REQUIRED WORK: Tally up the lines carrying the string "Training" and respond with only the resulting number.

LISTING:
*-*-*
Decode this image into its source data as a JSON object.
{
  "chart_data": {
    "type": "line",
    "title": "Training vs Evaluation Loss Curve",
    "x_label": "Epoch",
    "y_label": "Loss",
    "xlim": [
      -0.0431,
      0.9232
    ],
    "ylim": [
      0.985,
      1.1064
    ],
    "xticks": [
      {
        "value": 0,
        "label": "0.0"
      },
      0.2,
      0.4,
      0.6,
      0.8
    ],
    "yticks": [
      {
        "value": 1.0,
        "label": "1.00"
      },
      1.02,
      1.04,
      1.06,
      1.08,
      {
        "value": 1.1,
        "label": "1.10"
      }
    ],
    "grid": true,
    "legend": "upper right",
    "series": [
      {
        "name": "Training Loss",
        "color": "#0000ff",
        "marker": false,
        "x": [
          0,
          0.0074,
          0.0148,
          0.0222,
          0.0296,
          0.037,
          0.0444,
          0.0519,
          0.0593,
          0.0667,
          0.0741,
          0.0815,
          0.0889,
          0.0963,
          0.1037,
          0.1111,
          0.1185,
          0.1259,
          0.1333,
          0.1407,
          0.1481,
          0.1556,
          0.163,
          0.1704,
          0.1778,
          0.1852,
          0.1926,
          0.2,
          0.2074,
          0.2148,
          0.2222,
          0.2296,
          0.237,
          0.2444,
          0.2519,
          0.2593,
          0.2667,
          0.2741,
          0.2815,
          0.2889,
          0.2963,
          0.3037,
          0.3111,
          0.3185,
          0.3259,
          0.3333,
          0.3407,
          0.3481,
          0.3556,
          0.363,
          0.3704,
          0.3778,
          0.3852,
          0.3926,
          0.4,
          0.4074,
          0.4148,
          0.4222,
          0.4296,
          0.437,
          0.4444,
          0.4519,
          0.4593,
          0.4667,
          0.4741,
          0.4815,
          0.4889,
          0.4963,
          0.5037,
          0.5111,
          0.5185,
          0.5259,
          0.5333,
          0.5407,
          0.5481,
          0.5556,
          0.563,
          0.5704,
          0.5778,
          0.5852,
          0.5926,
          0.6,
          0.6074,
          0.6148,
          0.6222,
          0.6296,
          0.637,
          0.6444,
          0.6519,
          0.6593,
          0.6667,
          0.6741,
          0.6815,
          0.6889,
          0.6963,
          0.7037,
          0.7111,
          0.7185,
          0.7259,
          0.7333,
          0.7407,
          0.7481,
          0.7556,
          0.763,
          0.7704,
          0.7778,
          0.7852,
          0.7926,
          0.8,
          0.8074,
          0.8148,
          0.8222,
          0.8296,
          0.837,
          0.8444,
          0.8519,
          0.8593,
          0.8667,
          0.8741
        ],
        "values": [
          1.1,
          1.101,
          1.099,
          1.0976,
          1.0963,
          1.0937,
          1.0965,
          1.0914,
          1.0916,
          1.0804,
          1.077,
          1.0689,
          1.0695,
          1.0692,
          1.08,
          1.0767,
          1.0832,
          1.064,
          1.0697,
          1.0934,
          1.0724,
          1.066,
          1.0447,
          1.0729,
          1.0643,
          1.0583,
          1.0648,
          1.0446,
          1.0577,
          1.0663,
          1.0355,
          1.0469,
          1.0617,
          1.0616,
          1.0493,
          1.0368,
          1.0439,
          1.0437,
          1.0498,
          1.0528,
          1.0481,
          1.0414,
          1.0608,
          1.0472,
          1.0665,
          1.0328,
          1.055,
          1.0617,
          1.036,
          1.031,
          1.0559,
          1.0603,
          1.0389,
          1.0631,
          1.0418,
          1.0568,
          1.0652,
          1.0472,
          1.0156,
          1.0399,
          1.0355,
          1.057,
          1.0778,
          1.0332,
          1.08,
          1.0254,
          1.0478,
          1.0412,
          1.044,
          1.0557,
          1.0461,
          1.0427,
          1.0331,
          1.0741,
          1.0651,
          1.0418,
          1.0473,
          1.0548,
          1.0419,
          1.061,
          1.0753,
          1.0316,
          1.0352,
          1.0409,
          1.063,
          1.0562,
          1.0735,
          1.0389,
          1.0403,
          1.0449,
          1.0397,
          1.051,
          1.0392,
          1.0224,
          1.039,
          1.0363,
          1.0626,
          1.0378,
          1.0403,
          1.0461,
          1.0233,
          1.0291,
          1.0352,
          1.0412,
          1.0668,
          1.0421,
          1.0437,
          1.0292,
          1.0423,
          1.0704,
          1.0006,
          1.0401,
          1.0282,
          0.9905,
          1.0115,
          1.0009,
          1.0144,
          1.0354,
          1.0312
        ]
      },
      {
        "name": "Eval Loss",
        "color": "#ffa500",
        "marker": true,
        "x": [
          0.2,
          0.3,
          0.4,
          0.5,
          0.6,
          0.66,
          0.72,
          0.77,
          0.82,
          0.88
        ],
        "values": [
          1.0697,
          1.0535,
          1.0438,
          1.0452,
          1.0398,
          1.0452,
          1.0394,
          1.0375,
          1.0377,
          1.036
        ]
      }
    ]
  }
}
*-*-*
ANSWER TO THIS PROBLEM: 2